§ **DIRECTION**
Take every line where the string "were" appears and copy it.
● ● ● ● ●
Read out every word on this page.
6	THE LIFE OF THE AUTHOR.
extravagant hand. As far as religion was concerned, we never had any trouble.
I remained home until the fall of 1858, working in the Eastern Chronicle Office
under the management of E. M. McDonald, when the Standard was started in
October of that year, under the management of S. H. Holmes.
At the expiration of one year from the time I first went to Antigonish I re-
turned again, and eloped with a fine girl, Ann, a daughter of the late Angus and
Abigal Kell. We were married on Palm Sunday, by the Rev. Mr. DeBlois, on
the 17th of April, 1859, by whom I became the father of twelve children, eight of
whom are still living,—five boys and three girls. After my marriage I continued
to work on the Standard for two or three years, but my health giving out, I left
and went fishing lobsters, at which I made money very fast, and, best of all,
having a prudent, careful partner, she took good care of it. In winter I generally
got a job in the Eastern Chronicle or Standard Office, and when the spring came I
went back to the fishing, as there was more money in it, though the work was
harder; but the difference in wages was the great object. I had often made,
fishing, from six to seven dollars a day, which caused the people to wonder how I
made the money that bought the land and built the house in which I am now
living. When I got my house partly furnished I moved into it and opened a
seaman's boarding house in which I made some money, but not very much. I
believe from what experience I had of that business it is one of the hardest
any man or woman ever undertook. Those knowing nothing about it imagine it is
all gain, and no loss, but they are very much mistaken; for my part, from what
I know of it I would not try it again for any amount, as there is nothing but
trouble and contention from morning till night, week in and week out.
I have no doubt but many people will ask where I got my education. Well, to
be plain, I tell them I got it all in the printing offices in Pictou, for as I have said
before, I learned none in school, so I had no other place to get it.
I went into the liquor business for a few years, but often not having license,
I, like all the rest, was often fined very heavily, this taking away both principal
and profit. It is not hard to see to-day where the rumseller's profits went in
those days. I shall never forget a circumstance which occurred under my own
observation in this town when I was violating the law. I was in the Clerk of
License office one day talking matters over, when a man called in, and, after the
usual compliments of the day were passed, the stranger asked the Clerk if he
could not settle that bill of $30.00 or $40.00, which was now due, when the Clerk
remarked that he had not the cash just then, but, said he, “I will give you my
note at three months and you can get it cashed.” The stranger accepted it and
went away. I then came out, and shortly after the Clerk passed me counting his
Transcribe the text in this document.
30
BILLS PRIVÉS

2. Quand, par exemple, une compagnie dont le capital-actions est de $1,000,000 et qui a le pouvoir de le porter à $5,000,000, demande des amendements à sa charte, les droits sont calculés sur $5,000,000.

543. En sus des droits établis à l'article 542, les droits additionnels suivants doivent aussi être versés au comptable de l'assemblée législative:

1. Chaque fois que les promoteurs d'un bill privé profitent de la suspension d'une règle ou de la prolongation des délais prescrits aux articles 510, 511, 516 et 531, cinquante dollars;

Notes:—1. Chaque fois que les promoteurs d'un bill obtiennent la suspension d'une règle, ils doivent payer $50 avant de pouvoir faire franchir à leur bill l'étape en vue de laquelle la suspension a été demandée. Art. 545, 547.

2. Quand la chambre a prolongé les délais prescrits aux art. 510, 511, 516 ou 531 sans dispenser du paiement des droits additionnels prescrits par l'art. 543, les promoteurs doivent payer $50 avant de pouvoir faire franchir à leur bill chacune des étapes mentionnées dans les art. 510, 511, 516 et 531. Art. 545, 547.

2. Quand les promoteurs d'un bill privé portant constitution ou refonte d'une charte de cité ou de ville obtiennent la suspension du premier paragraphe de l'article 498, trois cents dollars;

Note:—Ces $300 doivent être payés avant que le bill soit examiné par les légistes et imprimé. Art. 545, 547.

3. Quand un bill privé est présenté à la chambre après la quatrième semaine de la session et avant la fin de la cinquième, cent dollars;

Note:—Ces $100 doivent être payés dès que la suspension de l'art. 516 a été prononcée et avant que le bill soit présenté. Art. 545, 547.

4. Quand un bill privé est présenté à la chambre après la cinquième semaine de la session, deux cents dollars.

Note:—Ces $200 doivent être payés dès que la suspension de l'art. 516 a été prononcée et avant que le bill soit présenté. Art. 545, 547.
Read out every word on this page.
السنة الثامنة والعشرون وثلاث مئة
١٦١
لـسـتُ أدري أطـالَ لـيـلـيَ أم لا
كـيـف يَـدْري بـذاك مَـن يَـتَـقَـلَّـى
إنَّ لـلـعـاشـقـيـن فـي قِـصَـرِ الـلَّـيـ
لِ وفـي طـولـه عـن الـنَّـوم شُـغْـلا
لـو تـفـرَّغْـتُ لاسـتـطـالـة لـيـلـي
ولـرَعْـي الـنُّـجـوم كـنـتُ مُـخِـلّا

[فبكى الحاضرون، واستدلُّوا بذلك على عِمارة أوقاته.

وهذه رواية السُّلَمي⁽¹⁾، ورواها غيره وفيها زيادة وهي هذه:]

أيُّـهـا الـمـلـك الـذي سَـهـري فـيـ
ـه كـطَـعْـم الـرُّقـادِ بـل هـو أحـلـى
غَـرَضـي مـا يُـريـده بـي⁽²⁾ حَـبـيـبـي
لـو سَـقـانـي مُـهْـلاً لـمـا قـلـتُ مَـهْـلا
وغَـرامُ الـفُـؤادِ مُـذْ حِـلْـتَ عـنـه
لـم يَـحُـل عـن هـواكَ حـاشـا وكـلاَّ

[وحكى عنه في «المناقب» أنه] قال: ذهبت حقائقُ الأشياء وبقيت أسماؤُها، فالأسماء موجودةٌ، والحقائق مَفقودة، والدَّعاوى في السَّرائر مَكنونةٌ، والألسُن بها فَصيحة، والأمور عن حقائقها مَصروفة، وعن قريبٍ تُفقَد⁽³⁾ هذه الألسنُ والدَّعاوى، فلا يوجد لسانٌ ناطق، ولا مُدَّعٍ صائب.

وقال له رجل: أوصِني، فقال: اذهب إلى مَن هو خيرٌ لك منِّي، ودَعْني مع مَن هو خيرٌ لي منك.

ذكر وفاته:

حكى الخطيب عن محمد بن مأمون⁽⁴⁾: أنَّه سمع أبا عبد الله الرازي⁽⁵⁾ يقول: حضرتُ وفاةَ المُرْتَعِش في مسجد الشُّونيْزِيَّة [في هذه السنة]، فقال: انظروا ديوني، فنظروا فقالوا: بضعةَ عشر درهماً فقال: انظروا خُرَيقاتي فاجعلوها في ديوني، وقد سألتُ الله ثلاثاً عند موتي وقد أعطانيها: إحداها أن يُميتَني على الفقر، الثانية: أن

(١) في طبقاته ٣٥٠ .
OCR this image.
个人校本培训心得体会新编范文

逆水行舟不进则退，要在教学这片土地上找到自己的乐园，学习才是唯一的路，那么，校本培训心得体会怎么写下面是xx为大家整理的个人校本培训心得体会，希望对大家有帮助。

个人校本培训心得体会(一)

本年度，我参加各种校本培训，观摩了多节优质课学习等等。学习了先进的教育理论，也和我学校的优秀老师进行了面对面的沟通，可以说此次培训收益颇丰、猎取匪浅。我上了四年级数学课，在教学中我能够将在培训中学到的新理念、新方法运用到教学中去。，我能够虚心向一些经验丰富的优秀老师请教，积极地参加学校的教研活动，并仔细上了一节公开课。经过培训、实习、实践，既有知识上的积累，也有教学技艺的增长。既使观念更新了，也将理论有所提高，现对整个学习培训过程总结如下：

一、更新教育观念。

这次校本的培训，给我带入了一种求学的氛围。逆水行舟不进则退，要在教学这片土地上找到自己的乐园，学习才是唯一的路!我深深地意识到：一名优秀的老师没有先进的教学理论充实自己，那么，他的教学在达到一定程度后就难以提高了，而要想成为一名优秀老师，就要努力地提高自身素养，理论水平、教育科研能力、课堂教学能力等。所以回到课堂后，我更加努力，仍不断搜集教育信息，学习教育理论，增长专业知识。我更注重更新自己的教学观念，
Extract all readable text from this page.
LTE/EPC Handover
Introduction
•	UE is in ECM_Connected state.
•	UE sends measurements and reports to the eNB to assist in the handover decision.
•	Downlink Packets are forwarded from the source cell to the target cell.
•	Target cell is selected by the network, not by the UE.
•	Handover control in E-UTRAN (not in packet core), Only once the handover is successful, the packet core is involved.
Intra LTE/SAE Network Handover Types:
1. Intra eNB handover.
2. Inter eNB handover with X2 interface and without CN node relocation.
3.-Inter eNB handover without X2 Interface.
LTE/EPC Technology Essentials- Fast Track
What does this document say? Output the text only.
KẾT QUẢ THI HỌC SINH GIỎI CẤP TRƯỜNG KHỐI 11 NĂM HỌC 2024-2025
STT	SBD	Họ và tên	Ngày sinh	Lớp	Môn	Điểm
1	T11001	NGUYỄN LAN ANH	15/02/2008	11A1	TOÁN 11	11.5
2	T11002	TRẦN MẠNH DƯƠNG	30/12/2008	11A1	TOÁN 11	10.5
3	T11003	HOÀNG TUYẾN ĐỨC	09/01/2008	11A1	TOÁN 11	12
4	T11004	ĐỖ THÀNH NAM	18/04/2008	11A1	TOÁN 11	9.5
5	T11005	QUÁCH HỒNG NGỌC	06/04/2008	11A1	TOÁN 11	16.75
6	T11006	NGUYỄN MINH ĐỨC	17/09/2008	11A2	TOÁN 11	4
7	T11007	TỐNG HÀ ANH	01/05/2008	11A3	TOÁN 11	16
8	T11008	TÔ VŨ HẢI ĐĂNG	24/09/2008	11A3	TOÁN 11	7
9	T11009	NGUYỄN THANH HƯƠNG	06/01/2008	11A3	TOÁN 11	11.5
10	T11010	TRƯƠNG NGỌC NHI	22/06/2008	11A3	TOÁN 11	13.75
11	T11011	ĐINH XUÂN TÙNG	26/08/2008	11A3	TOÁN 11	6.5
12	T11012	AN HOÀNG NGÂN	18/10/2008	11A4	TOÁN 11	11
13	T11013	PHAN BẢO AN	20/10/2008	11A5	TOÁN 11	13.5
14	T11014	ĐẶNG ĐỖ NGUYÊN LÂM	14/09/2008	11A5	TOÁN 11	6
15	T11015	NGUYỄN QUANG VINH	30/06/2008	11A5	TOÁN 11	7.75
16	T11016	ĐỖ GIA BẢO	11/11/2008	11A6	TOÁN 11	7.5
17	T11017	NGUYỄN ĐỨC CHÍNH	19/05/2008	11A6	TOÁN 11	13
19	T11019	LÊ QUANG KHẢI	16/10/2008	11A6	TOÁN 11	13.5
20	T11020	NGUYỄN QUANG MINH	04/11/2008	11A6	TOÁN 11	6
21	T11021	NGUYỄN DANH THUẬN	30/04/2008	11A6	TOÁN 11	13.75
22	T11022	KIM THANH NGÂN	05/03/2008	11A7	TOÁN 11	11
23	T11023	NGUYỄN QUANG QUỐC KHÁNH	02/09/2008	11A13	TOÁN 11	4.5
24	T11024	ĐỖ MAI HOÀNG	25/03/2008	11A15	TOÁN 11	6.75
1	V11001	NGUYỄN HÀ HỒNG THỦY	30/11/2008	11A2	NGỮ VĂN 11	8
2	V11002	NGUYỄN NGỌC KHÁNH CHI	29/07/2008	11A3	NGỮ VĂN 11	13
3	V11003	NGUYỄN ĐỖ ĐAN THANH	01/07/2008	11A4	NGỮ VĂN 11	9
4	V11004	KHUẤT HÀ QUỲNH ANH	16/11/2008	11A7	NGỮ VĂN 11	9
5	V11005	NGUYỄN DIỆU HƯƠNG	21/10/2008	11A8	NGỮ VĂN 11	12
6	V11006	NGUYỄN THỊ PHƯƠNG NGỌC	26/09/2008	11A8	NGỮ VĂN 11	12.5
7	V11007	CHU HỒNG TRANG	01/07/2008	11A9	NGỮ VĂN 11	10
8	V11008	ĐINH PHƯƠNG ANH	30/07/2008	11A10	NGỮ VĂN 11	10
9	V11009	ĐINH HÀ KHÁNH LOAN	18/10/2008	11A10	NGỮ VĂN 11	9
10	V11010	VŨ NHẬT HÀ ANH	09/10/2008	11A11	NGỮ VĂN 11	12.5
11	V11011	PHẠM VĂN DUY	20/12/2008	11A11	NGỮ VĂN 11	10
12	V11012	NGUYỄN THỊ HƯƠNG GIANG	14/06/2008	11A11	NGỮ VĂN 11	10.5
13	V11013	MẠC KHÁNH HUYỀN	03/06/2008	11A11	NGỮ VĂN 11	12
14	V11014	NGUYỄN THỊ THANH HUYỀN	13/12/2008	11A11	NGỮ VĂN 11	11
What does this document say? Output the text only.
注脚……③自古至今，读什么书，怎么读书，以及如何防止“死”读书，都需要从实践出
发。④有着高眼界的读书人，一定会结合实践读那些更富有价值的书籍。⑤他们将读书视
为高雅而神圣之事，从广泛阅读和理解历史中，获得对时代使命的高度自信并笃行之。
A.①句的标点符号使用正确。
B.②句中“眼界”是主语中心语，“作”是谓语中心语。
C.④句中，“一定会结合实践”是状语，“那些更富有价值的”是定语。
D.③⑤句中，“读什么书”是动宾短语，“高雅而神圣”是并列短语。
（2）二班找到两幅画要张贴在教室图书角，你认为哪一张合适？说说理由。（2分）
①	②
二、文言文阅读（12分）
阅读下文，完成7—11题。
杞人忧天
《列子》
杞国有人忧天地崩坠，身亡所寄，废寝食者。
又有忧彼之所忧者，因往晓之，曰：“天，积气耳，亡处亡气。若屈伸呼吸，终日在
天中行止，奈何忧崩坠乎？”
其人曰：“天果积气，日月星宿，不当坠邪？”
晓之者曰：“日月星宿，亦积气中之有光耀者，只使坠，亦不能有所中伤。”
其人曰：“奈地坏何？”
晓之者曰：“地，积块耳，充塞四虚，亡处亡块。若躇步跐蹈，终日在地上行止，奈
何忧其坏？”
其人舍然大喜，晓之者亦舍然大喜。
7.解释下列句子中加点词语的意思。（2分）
● ● ● ● ●
§ **WRITTEN SOLUTION**
Abigal Kell. We were married on Palm Sunday, by the Rev. Mr. DeBlois, on
usual compliments of the day were passed, the stranger asked the Clerk if he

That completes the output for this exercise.